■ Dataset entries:
★ ★ ★ ★ ★
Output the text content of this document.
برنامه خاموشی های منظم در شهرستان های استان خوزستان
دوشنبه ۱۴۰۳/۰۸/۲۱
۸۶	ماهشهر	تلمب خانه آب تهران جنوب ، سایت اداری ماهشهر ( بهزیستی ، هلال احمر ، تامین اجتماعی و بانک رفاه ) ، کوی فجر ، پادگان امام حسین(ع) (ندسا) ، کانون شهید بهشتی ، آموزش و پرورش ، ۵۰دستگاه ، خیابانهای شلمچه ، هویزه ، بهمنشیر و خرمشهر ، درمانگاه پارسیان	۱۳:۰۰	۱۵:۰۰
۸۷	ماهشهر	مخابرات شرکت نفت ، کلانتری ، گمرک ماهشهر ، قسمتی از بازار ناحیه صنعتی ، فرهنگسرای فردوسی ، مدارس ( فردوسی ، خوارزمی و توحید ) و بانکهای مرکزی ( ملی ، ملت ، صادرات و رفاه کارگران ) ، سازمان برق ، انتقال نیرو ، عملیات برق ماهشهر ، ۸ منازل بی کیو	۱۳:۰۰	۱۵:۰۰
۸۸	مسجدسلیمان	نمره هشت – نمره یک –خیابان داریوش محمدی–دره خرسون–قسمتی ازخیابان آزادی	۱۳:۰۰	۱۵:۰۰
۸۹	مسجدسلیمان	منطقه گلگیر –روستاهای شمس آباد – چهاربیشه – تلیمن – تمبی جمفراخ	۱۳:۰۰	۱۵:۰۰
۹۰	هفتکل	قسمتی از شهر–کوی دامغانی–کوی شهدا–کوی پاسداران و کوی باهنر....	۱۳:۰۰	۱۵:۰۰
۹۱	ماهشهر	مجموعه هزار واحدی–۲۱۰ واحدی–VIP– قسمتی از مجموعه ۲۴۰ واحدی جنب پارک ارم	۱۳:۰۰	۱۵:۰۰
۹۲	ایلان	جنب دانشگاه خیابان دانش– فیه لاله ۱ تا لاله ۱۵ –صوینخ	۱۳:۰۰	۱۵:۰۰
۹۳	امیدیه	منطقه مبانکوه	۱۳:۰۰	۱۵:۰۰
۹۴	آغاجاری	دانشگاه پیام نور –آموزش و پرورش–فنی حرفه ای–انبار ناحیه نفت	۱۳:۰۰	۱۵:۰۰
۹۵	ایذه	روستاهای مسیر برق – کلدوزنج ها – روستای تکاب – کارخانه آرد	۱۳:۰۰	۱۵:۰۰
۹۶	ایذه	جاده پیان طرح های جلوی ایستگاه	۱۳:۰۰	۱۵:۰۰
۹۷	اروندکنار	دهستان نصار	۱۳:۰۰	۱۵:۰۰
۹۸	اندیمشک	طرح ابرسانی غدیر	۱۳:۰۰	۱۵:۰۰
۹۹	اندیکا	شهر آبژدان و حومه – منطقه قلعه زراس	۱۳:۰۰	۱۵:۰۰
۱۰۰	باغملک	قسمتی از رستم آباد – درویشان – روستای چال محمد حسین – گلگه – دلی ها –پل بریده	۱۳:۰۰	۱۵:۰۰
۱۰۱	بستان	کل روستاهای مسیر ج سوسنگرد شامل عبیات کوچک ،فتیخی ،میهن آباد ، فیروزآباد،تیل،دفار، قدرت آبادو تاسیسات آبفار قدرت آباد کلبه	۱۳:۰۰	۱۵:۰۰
★ ★ ★ ★ ★
Of the lines in the records, how many contain the word "دانشگاه"? Answer with the number and nothing else.

2